> _Trecho para leitura_
A revista pessoal independe de mandado judicial e pode ser feita a qualquer momento, mesmo que não se trate de situação de flagrante delito. Assim entendeu a 13ª Câmara de Direito Criminal do Tribunal de Justiça de São Paulo ao confirmar, por maioria de votos, a condenação de um homem a cinco anos e dez meses de prisão, em regime inicial fechado, por tráfico de drogas. A decisão contraria precedente do Superior Tribunal de Justiça sobre o tema.

Ao recorrer da sentença de primeiro grau, a defesa sustentou a nulidade da revista pessoal. De acordo com os autos, policiais militares em patrulhamento avistaram o acusado em um local conhecido por ser ponto de tráfico. Na ocasião, ele teria demonstrado nervosismo, o que motivou a abordagem. Com o réu, foram encontradas 29 pedras de crack, um papelote com cocaína e R$ 472.

Para o relator do acórdão, desembargador Xisto Rangel, não houve ilegalidade na ação da Polícia Militar. "Os policiais reportaram, do modo simples e direto que lhes é típico, que a atitude que então perceberam do acusado foi suspeita, indicativa de que ele tivesse algo consigo, no caso drogas, já que se tratava de ponto de tráfico".

Segundo o relator, impedir que a PM aborde pessoas em atitudes suspeitas seria como "castrar a efetividade do enfrentamento à criminalidade". Ele também ressaltou que a busca pessoal não tem a mesma estatura da busca domiciliar, esta, sim, condicionada pela Constituição Federal à prévia expedição de mandado judicial.

> _Dados fornecidos_
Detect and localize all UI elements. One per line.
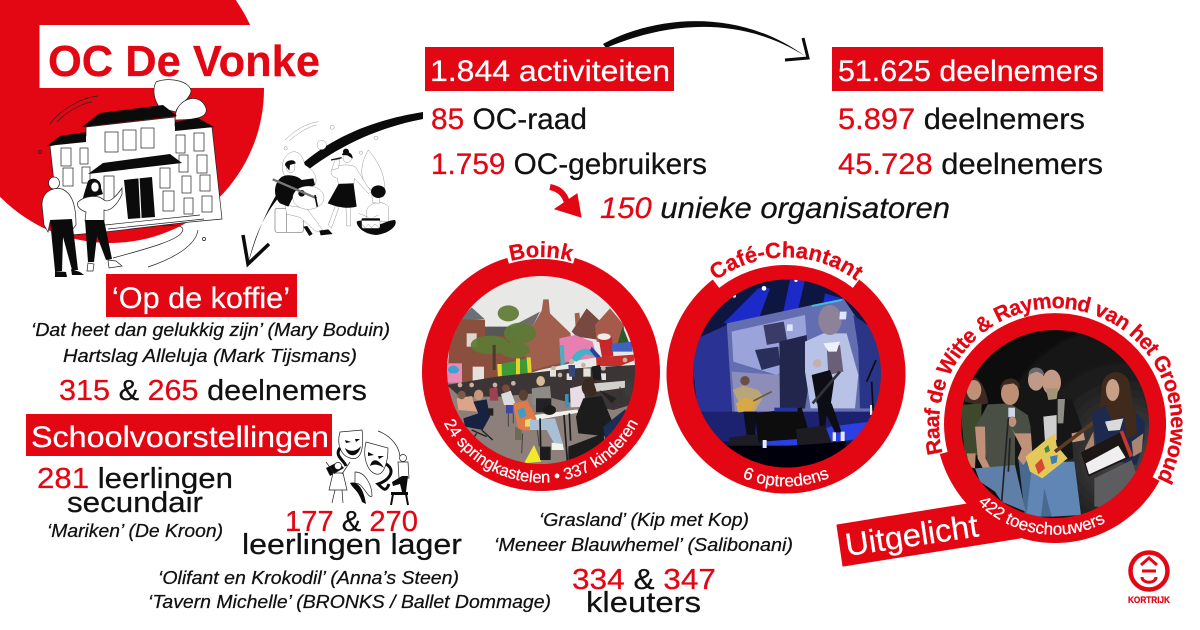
heading: Schoolvoorstellingen: Schoolvoorstellingen — [31, 421, 329, 454]
stat: 150 unieke organisatoren: 150 unieke organisatoren — [600, 192, 950, 225]
black curved arrow: activities to deelnemers — [603, 21, 808, 60]
title: OC De Vonke: OC De Vonke — [48, 37, 320, 86]
stat: 177 & 270 leerlingen lager: leerlingen lager — [242, 529, 462, 561]
photo: Boink crowd and bouncy castles — [447, 276, 635, 464]
stat: 281 leerlingen secundair: secundair — [67, 487, 203, 519]
stat: 5.897 deelnemers: 5.897 deelnemers — [838, 103, 1085, 136]
heading: 51.625 deelnemers: 51.625 deelnemers — [838, 55, 1098, 88]
caption: 6 optredens: 6 optredens — [744, 468, 829, 488]
red arrow to organisers — [550, 187, 581, 217]
red background circle — [0, 0, 264, 243]
caption: 24 springkastelen, 337 kinderen: 24 springkastelen • 337 kinderen — [444, 419, 638, 483]
heading: 1.844 activiteiten — [425, 47, 674, 91]
text: Mariken: ‘Mariken’ (De Kroon) — [47, 521, 223, 541]
stat: 177 & 270 leerlingen lager — [242, 506, 462, 561]
stat: 281 leerlingen secundair: 281 leerlingen — [37, 463, 233, 495]
label: Café-Chantant: Café-Chantant — [710, 241, 863, 281]
heading: Op de koffie: ‘Op de koffie’ — [112, 282, 290, 315]
panel: Uitgelicht ribbon — [837, 504, 1020, 566]
photo: concert stage — [693, 280, 881, 468]
label: Raaf de Witte & Raymond van het Groenewoud: Raaf de Witte & Raymond van het Groenewoud — [924, 296, 1183, 485]
caption: 422 toeschouwers: 422 toeschouwers — [980, 498, 1105, 535]
black curved arrow: OC-raad to Op de koffie — [243, 112, 423, 264]
stat: 334 & 347 kleuters — [572, 564, 716, 619]
stat: 45.728 deelnemers: 45.728 deelnemers — [838, 148, 1103, 181]
panel: Café-Chantant photo circle — [666, 241, 906, 494]
text: Grasland: ‘Grasland’ (Kip met Kop) — [539, 510, 749, 530]
illustration: theatre masks and figures — [326, 430, 409, 505]
text: Tavern Michelle: ‘Tavern Michelle’ (BRONKS / Ballet Dommage) — [148, 592, 551, 612]
photo: band portrait — [961, 330, 1149, 518]
label: Boink: Boink — [509, 241, 574, 262]
illustration: musicians — [273, 122, 396, 236]
stat: 334 & 347 kleuters: kleuters — [586, 587, 701, 619]
stat: 281 leerlingen secundair — [37, 463, 233, 519]
stat: 85 OC-raad: 85 OC-raad — [431, 103, 587, 136]
illustration: building and two people — [38, 80, 222, 277]
stat: 1.759 OC-gebruikers: 1.759 OC-gebruikers — [431, 148, 707, 181]
stat: 177 & 270 leerlingen lager: 177 & 270 — [285, 506, 418, 538]
logo: Kortrijk: KORTRIJK — [1128, 595, 1170, 606]
text: Olifant en Krokodil: ‘Olifant en Krokodil’ (Anna’s Steen) — [158, 568, 459, 588]
panel: Uitgelicht ribbon: Uitgelicht — [843, 507, 981, 563]
stat: 315 & 265 deelnemers: 315 & 265 deelnemers — [59, 375, 367, 407]
text: Meneer Blauwhemel: ‘Meneer Blauwhemel’ (Salibonani) — [494, 535, 793, 555]
stat: 334 & 347 kleuters: 334 & 347 — [572, 564, 716, 596]
logo: Kortrijk — [1128, 552, 1170, 606]
text: Dat heet dan gelukkig zijn: ‘Dat heet dan gelukkig zijn’ (Mary Boduin) — [31, 320, 390, 340]
text: Hartslag Alleluja: Hartslag Alleluja (Mark Tijsmans) — [63, 346, 357, 366]
heading: 1.844 activiteiten: 1.844 activiteiten — [430, 55, 670, 88]
panel: Raaf de Witte photo circle — [924, 296, 1183, 543]
panel: Boink photo circle — [422, 241, 660, 491]
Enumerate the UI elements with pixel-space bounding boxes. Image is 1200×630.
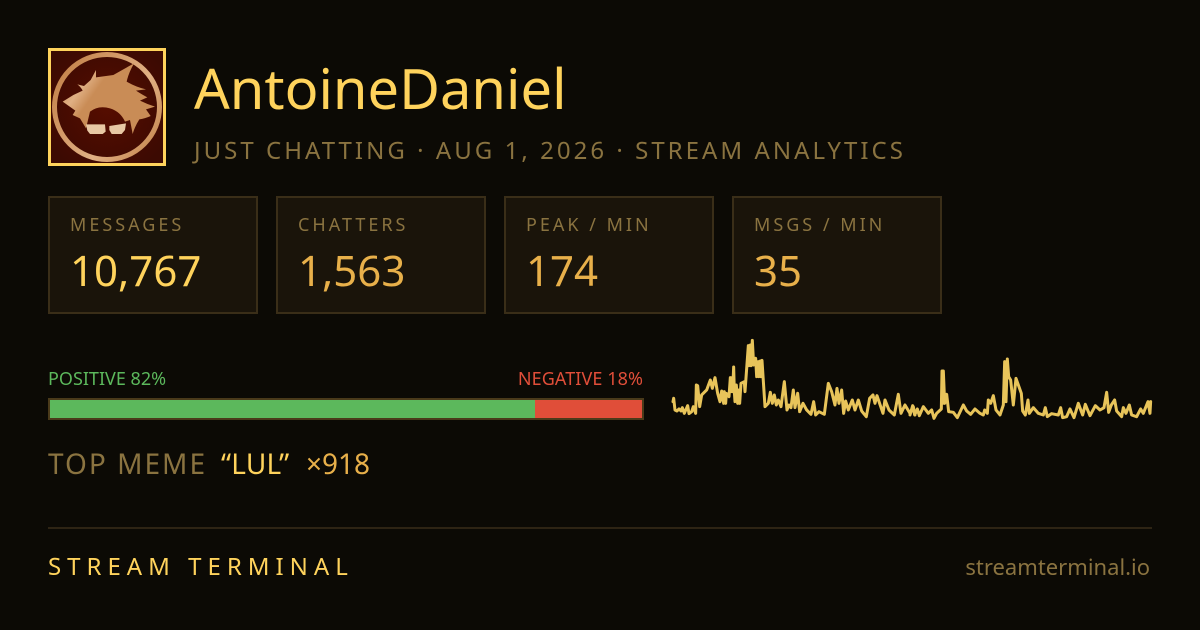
stat card: peak per minute — [504, 196, 714, 314]
positive label: POSITIVE 82% — [48, 367, 166, 391]
icon: avatar — [48, 48, 166, 166]
brand name: STREAM TERMINAL — [48, 550, 354, 583]
stat card: peak per minute: 174 — [526, 242, 598, 299]
stat card: chatters: CHATTERS — [298, 213, 408, 237]
stat card: messages per minute: 35 — [754, 242, 802, 299]
title: AntoineDaniel — [194, 50, 567, 126]
stat card: chatters — [276, 196, 486, 314]
stat card: peak per minute: PEAK / MIN — [526, 213, 652, 237]
sparkline chart — [672, 338, 1152, 420]
stat card: messages: MESSAGES — [70, 213, 184, 237]
site url: streamterminal.io — [965, 552, 1150, 582]
stat card: messages: 10,767 — [70, 242, 201, 299]
sentiment bar — [48, 398, 644, 420]
top meme count: ×918 — [306, 445, 370, 483]
negative label: NEGATIVE 18% — [518, 367, 643, 391]
stat card: messages per minute: MSGS / MIN — [754, 213, 885, 237]
stat card: messages — [48, 196, 258, 314]
top meme label: TOP MEME — [48, 445, 207, 483]
stat card: messages per minute — [732, 196, 942, 314]
stat card: chatters: 1,563 — [298, 242, 405, 299]
top meme value: “LUL” — [221, 445, 289, 483]
subtitle: JUST CHATTING · AUG 1, 2026 · STREAM ANALYTICS — [194, 134, 906, 167]
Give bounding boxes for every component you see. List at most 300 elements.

> _Objetivo 1_
No trecho sobre a revista pessoal, a que pena o homem foi condenado?
> _Objetivo 2_
Liste tudo o que, segundo o trecho sobre a revista pessoal, foi encontrado com o réu.
> _Objetivo 3_
Prossiga com o trecho sobre a revista pessoal a partir da última frase apresentada.
Os registros são um material à parte, sem relação com o trecho.

> _Resposta escrita 1_
Cinco anos e dez meses de prisão, em regime inicial fechado.

> _Resposta escrita 2_
- 29 pedras de crack
- Um papelote com cocaína
- R$ 472

> _Resposta escrita 3_
"Para a busca pessoal, que pode ser realizada de dia ou de noite, independentemente de prévia expedição de mandado, nem é preciso que esteja, o alvo, em situação de flagrante", afirmou o magistrado, destacando que, no caso dos autos, a palavra dos policiais é suficiente para justificar e validar a abordagem ao réu. 

Além disso, conforme o desembargador, não há "atestado maior" de que a suspeita era fundada do que a apreensão de drogas com o acusado e a consequente prisão em flagrante. Assim, Rangel validou a prova colhida durante a ação da PM e manteve a condenação do réu. Ele foi acompanhado pelo terceiro juiz, desembargador Augusto de Siqueira.

Divergência do STJ
O relator sorteado, desembargador Marcelo Semer, ficou vencido. Ele votou para anular a revista pessoal e as provas colhidas no ato, resultando na absolvição do acusado. Para o magistrado, não ficou demonstrada a "fundada suspeita" a ensejar a revista pessoal.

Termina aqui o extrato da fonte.